START Material provided
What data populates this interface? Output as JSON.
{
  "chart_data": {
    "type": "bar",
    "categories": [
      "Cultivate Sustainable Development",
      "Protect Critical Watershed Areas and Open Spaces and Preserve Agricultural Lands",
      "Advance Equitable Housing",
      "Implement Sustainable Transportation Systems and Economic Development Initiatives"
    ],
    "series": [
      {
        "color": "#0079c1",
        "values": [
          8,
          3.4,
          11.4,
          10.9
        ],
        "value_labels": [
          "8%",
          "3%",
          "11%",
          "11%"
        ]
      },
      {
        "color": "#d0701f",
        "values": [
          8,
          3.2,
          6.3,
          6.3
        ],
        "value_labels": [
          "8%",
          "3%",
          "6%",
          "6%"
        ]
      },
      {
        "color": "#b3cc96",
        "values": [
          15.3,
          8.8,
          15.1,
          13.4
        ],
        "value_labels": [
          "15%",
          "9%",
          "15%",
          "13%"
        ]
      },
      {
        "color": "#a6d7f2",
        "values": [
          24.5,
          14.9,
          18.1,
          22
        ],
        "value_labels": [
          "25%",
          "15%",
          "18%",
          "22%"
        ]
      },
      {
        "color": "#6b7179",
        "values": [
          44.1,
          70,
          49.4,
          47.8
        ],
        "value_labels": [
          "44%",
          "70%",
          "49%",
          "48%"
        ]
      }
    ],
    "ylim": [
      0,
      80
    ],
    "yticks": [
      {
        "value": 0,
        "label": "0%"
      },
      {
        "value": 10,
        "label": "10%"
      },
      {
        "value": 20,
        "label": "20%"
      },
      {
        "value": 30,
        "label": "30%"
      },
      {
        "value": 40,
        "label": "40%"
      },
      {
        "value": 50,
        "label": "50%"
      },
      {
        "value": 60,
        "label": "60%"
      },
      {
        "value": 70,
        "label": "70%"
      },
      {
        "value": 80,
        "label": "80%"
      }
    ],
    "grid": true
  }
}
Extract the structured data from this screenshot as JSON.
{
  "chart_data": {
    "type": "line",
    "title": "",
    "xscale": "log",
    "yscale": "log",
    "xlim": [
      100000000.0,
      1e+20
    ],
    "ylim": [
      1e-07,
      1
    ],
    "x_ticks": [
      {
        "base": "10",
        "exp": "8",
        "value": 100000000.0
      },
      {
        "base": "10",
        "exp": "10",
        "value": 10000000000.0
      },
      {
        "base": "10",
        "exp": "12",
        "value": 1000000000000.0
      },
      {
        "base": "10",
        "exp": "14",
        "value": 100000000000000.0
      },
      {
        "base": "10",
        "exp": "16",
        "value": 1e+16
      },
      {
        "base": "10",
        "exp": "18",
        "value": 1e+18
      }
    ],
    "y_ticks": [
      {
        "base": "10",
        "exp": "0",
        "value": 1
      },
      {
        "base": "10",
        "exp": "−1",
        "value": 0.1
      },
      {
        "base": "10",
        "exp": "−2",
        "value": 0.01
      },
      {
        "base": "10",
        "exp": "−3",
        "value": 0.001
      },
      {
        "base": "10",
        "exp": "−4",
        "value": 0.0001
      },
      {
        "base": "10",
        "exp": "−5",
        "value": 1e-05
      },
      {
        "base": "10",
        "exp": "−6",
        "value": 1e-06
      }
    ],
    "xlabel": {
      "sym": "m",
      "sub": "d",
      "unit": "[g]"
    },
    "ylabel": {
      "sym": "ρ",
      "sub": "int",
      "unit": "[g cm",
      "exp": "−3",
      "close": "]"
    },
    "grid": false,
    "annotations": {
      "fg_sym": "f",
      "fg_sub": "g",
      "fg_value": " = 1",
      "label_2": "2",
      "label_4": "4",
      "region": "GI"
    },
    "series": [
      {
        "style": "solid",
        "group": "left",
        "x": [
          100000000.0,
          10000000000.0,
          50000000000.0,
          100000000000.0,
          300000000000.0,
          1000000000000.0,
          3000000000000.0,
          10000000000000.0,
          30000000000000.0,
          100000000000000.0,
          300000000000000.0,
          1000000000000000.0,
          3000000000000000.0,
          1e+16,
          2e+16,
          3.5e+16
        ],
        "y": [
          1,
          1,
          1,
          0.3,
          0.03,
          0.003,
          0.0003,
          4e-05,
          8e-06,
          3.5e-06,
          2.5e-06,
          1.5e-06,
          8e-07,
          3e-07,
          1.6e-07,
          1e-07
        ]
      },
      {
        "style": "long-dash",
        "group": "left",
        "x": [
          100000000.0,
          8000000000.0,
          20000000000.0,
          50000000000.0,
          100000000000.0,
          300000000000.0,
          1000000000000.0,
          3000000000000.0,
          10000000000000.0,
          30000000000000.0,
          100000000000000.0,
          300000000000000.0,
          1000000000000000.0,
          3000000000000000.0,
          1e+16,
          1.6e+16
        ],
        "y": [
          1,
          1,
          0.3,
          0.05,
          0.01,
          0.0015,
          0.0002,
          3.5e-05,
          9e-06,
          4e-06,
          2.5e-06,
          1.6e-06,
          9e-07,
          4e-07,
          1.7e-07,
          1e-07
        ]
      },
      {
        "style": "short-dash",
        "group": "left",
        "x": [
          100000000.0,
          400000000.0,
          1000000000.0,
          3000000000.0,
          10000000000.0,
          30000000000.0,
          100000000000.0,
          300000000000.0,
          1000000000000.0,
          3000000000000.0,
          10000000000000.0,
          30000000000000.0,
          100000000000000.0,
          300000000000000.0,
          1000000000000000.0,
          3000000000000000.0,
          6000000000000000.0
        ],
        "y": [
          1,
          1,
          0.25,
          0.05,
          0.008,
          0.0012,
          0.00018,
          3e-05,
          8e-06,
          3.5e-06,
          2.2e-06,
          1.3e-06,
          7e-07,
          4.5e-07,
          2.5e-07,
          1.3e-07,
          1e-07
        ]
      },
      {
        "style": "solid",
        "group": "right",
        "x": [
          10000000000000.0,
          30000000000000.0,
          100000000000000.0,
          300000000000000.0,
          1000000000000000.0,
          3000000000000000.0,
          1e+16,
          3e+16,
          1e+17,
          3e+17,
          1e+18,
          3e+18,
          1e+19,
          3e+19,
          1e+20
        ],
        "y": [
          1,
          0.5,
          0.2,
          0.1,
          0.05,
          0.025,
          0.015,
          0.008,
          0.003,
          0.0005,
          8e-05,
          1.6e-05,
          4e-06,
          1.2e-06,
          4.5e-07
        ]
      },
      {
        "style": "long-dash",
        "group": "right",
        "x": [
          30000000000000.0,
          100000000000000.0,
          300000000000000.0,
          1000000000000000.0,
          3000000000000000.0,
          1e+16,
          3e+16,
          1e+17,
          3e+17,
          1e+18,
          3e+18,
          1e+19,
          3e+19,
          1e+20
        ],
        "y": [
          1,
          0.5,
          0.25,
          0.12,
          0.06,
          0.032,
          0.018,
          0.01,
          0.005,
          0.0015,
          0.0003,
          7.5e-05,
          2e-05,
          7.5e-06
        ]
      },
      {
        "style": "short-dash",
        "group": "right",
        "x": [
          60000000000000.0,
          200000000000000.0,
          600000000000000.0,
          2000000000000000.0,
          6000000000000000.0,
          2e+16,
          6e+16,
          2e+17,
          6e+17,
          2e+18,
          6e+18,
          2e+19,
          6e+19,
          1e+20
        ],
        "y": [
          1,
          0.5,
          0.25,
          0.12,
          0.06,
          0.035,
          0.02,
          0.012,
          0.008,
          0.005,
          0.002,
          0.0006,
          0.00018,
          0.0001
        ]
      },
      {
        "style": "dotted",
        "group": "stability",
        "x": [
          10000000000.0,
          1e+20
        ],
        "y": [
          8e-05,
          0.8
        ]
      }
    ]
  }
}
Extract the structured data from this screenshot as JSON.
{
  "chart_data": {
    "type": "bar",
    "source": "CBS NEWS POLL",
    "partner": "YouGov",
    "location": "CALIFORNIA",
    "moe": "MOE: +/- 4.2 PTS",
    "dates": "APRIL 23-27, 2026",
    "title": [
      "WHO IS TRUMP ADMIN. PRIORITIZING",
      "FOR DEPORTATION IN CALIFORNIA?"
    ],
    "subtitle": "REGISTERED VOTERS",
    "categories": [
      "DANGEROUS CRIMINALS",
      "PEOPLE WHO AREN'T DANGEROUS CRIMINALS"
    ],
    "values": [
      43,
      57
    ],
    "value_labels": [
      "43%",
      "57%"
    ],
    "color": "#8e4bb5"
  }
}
END Material provided
Aim
Looking at the data above, show all lines where the word "Sustainable" occurs.

The answer
      "Cultivate Sustainable Development",
      "Implement Sustainable Transportation Systems and Economic Development Initiatives"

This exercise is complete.